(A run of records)
>>>>

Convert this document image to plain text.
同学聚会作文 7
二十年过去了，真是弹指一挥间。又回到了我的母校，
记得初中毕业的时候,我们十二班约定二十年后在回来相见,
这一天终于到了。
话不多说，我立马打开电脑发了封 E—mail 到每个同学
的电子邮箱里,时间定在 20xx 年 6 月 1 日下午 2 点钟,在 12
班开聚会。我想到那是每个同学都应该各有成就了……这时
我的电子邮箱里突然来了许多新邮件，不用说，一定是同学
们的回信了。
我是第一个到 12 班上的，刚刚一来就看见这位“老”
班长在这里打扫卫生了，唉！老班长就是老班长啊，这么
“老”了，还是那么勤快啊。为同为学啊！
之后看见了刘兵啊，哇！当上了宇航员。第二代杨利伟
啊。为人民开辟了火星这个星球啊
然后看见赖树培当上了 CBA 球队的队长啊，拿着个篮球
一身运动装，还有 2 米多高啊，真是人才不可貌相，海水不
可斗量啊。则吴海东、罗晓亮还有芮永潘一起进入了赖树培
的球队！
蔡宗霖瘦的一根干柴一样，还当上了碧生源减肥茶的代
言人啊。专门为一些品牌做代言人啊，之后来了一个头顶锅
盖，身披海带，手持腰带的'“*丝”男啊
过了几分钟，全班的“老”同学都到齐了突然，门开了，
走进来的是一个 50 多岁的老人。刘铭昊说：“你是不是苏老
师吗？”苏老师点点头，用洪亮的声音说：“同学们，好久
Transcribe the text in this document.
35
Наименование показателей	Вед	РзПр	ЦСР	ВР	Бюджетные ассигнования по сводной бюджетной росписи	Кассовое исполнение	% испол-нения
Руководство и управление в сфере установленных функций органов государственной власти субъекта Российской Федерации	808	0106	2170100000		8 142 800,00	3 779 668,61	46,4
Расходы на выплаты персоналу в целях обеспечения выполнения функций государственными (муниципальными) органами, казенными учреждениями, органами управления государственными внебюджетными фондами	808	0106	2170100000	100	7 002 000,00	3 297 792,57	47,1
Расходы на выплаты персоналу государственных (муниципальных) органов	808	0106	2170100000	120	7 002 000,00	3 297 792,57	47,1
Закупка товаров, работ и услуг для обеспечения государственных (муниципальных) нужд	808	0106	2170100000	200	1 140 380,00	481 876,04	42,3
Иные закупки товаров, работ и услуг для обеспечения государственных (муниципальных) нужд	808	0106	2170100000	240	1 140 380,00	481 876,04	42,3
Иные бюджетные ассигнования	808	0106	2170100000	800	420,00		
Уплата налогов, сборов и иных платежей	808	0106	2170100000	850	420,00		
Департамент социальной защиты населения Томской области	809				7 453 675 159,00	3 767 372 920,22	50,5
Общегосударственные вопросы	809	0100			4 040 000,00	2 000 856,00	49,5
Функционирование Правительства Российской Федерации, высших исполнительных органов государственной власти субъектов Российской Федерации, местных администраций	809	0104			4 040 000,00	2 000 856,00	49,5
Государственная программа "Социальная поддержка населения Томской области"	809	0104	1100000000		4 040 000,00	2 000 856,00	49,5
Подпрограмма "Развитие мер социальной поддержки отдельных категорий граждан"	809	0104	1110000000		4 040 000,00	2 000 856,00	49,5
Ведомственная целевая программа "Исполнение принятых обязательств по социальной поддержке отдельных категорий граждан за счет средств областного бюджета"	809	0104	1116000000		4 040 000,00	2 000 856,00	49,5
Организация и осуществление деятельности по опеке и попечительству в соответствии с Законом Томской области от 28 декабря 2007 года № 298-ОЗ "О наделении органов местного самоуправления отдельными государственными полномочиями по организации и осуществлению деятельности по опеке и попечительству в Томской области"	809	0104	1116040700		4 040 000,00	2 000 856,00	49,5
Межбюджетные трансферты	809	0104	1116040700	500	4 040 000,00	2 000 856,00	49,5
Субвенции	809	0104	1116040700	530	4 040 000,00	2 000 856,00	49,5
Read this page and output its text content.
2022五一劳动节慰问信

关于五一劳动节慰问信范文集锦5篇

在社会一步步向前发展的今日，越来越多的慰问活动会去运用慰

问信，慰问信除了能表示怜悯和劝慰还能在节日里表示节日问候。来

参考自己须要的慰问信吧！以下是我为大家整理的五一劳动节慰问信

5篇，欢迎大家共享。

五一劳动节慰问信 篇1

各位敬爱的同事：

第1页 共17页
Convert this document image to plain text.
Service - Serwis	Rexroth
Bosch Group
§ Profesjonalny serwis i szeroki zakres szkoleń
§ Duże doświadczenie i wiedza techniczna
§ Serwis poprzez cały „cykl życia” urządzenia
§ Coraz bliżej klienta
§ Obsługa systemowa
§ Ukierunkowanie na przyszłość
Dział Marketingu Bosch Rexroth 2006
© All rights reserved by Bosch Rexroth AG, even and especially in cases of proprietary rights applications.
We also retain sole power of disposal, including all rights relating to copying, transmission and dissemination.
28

<<<<

• **Written exercise**: Using the listing, copy every line where the word "населения" shows up.

• **Task output**:
Департамент социальной защиты населения Томской области	809				7 453 675 159,00	3 767 372 920,22	50,5
Государственная программа "Социальная поддержка населения Томской области"	809	0104	1100000000		4 040 000,00	2 000 856,00	49,5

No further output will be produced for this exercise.